Given information:

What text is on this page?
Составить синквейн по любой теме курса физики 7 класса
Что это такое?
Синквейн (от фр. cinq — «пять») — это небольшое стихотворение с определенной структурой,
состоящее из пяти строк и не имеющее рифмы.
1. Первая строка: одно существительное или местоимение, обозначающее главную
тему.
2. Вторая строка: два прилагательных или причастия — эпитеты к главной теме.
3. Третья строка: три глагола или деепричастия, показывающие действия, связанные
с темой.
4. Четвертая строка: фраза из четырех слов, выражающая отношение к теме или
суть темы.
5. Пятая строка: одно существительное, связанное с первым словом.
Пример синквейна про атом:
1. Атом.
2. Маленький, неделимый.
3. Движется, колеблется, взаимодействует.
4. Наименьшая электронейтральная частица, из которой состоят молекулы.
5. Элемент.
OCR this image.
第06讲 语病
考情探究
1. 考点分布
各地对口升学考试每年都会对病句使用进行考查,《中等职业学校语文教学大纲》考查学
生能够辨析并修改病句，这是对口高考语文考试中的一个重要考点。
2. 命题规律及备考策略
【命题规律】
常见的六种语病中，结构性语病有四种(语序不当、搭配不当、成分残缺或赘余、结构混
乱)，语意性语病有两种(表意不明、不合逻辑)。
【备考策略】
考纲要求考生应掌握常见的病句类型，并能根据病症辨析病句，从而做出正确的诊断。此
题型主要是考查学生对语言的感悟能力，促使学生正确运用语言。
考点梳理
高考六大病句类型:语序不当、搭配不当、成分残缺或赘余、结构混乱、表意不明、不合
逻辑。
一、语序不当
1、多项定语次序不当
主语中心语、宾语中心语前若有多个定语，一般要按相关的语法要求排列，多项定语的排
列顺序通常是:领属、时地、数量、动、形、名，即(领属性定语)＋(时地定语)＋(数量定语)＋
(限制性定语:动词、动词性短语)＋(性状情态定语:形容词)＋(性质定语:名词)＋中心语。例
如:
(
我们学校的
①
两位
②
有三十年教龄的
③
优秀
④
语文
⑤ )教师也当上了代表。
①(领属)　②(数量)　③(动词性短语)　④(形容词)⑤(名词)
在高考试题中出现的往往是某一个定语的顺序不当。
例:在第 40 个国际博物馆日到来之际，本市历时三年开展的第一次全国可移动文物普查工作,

Work instructions: Show each line in the entries that holds the string "одно".

Solved exercise:
1. Первая строка: одно существительное или местоимение, обозначающее главную
5. Пятая строка: одно существительное, связанное с первым словом.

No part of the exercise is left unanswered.